Problem =>
Copy all lines of the listing that include the string "Position".

Record excerpts =>
▽
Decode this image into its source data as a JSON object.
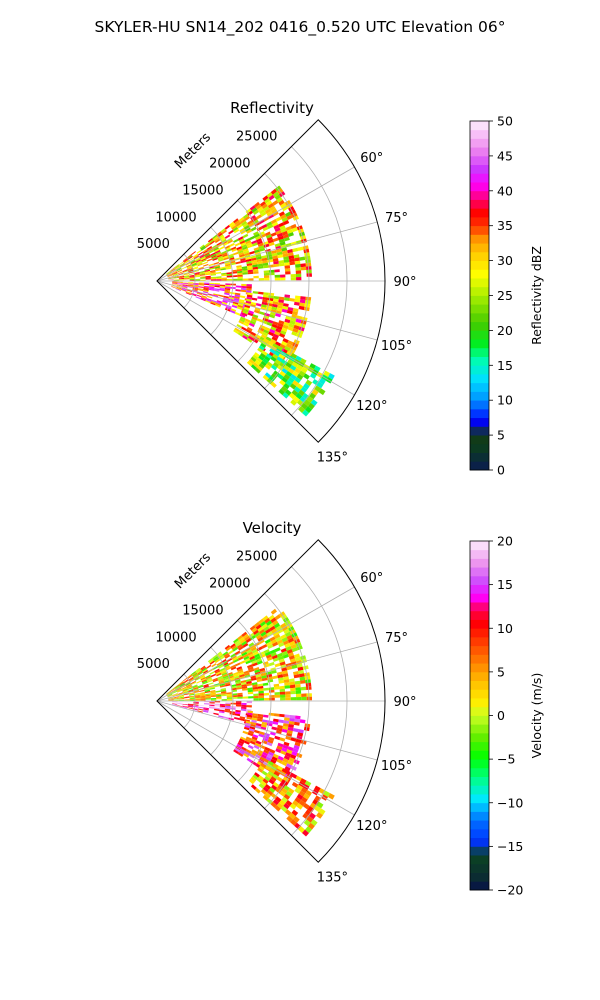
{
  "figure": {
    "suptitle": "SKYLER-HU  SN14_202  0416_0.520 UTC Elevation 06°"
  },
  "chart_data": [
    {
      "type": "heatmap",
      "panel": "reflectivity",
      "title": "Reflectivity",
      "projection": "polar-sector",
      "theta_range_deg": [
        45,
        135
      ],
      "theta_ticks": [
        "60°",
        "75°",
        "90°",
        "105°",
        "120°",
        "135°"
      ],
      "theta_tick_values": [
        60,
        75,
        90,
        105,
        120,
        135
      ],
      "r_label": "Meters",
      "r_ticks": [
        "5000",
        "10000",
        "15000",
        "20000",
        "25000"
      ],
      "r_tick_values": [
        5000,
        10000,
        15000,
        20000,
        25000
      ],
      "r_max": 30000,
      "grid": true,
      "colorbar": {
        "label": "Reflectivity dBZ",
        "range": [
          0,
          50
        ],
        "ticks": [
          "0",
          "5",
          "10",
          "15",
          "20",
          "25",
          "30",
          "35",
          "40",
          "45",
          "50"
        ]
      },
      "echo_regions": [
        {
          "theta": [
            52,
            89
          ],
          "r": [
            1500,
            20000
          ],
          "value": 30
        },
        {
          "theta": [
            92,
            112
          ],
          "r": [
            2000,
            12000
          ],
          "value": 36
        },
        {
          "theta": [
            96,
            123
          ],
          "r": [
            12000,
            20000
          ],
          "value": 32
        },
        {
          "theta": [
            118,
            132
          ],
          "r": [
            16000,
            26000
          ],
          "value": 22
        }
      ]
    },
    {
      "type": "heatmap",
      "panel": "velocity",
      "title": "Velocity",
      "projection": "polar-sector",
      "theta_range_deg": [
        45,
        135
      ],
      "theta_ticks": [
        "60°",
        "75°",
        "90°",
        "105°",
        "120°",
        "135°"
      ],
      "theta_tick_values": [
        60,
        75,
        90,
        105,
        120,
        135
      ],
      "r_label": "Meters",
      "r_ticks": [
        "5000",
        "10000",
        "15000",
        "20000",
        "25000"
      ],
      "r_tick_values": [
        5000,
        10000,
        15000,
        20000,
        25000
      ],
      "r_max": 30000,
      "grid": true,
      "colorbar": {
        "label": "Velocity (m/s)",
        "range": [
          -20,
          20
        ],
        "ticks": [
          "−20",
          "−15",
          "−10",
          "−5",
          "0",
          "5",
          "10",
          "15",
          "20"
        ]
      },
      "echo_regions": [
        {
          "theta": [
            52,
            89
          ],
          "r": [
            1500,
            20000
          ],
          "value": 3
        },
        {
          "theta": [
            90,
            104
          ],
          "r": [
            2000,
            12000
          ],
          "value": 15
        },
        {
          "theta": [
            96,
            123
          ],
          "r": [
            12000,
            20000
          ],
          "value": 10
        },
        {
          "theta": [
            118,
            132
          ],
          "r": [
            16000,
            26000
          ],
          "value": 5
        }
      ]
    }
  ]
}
△
▽
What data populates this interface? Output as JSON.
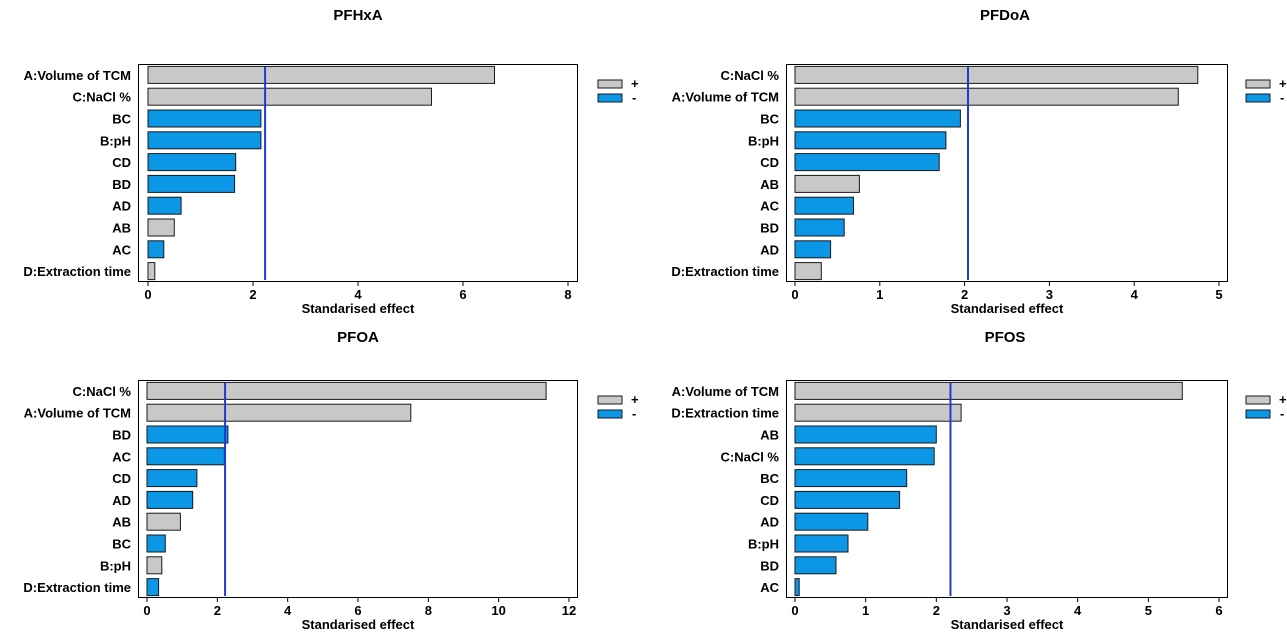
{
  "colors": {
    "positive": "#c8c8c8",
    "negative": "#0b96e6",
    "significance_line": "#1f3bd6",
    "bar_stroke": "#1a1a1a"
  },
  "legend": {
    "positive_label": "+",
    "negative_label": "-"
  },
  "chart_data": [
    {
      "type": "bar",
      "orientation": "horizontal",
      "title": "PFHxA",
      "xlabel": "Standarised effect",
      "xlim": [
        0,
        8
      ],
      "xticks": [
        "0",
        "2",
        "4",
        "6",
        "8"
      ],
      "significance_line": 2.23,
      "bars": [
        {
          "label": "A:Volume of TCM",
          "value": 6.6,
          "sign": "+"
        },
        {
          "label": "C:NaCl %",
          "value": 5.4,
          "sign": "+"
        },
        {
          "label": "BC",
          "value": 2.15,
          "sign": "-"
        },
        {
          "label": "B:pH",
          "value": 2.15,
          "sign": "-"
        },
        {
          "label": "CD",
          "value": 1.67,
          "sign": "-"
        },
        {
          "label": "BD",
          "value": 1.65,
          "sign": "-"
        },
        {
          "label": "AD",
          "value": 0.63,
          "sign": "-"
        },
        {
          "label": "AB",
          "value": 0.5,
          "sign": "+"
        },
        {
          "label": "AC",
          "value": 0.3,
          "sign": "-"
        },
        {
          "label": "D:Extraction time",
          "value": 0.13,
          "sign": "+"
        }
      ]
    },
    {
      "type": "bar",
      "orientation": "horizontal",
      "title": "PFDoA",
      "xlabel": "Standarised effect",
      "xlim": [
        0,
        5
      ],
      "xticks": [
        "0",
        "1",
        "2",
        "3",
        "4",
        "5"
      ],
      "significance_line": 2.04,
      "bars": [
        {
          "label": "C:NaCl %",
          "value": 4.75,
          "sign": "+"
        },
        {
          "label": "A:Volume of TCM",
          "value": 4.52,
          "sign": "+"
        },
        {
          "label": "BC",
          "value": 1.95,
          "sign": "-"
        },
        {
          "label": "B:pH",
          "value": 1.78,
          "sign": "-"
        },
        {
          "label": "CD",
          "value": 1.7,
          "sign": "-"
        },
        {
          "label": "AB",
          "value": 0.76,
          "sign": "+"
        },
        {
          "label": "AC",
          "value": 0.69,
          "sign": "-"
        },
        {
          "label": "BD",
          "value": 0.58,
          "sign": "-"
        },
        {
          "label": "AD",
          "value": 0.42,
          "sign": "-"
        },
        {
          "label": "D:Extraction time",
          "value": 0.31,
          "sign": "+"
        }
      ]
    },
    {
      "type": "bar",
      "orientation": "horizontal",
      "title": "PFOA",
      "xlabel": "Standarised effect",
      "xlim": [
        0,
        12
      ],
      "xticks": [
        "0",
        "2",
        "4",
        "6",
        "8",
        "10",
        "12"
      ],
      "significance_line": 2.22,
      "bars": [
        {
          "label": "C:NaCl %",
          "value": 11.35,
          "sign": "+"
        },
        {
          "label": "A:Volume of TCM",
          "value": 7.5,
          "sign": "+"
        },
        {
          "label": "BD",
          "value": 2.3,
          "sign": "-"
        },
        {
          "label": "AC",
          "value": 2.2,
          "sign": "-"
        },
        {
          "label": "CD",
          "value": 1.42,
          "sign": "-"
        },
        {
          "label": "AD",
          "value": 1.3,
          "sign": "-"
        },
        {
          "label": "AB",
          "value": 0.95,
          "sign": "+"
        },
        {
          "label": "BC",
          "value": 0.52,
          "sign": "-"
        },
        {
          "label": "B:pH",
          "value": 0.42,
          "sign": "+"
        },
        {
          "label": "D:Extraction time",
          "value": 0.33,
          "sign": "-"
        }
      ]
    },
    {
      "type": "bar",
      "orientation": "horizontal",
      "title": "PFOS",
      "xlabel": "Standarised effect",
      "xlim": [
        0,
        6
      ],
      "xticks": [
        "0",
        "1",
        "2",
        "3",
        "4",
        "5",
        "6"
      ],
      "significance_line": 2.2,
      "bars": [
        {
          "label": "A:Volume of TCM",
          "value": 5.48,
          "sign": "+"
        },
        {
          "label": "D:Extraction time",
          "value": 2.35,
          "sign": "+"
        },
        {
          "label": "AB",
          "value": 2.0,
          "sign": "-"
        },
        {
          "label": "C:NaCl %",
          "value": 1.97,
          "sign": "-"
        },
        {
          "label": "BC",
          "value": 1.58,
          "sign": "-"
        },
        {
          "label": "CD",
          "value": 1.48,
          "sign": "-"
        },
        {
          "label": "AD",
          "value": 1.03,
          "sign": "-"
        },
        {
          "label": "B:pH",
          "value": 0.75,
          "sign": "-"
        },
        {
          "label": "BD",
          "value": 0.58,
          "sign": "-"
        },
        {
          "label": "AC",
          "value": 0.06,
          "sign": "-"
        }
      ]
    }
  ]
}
△
▽
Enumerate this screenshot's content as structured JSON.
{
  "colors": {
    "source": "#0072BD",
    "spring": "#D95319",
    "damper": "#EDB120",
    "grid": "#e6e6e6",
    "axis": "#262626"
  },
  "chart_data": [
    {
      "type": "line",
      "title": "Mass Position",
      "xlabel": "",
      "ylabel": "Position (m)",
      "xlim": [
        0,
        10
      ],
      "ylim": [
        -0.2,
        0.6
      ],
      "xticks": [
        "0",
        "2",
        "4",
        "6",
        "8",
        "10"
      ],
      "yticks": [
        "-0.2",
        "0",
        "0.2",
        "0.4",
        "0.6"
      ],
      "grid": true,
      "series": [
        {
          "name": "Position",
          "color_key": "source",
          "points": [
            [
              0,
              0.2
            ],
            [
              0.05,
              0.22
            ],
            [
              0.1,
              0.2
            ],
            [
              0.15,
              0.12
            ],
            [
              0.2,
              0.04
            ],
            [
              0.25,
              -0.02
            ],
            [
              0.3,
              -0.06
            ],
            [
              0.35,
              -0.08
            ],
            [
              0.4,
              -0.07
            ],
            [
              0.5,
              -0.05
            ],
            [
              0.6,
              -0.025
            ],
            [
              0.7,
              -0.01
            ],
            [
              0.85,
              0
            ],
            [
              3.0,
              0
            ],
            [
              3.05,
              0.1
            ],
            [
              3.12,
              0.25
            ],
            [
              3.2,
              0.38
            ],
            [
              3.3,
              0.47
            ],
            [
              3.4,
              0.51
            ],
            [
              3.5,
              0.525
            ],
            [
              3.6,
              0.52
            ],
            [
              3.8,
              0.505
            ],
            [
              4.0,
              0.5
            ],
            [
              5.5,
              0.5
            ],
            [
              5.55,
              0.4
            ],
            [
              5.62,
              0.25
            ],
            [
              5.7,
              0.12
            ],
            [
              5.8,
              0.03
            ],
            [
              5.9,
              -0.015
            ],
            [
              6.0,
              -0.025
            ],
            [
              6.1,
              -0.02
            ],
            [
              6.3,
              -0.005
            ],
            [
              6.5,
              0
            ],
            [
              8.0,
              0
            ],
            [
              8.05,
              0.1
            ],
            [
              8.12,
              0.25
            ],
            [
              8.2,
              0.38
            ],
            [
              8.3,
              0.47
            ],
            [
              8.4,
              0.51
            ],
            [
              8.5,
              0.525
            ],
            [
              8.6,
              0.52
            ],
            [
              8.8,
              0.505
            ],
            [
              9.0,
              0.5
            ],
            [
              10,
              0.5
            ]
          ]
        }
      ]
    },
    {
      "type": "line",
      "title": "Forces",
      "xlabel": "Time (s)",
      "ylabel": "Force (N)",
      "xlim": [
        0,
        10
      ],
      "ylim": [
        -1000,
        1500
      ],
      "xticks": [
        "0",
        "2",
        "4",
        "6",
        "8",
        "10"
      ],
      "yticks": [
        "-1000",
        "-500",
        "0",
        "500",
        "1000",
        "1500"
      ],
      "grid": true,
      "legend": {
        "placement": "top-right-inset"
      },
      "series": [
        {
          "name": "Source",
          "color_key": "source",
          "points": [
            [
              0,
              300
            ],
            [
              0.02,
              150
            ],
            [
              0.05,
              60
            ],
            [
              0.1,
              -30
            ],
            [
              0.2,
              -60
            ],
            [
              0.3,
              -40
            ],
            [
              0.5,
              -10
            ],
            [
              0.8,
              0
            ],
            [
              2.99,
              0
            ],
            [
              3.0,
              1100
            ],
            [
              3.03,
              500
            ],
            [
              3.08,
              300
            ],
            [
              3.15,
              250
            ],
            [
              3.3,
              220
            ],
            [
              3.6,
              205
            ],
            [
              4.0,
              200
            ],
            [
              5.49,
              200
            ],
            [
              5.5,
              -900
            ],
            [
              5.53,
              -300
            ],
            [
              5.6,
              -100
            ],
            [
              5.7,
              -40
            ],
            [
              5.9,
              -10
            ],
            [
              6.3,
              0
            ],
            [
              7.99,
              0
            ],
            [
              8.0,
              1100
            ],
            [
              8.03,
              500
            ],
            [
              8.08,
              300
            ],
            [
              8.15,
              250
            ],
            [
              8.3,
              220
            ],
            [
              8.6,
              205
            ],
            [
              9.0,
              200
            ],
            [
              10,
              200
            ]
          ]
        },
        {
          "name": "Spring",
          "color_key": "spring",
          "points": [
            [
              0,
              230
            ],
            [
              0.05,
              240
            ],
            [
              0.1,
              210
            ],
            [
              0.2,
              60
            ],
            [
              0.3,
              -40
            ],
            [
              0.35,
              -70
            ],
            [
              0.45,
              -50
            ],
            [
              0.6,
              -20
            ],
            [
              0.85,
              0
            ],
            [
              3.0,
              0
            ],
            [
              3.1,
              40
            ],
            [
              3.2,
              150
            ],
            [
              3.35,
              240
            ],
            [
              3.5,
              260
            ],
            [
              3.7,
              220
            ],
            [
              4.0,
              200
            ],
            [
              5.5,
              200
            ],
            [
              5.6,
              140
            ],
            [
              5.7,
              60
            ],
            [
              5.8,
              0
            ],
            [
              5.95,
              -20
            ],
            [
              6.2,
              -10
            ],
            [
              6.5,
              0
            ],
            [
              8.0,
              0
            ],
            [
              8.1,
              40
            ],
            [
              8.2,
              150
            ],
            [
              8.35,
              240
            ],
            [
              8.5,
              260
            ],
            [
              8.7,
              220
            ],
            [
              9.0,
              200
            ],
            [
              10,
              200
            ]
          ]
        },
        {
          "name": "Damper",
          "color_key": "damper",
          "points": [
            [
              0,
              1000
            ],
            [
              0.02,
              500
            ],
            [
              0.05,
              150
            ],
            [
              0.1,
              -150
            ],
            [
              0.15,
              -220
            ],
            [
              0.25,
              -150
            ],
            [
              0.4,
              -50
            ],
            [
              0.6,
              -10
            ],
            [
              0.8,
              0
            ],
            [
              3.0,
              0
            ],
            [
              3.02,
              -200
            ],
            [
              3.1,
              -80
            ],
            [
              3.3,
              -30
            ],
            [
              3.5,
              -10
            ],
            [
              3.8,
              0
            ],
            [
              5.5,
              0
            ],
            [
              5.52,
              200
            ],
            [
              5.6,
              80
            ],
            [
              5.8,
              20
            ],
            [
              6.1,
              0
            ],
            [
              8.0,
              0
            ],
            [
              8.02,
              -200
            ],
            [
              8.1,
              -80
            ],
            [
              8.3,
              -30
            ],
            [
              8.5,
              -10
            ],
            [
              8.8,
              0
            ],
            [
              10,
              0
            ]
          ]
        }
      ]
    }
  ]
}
△
Written answer =>
      "title": "Mass Position",
      "ylabel": "Position (m)",
          "name": "Position",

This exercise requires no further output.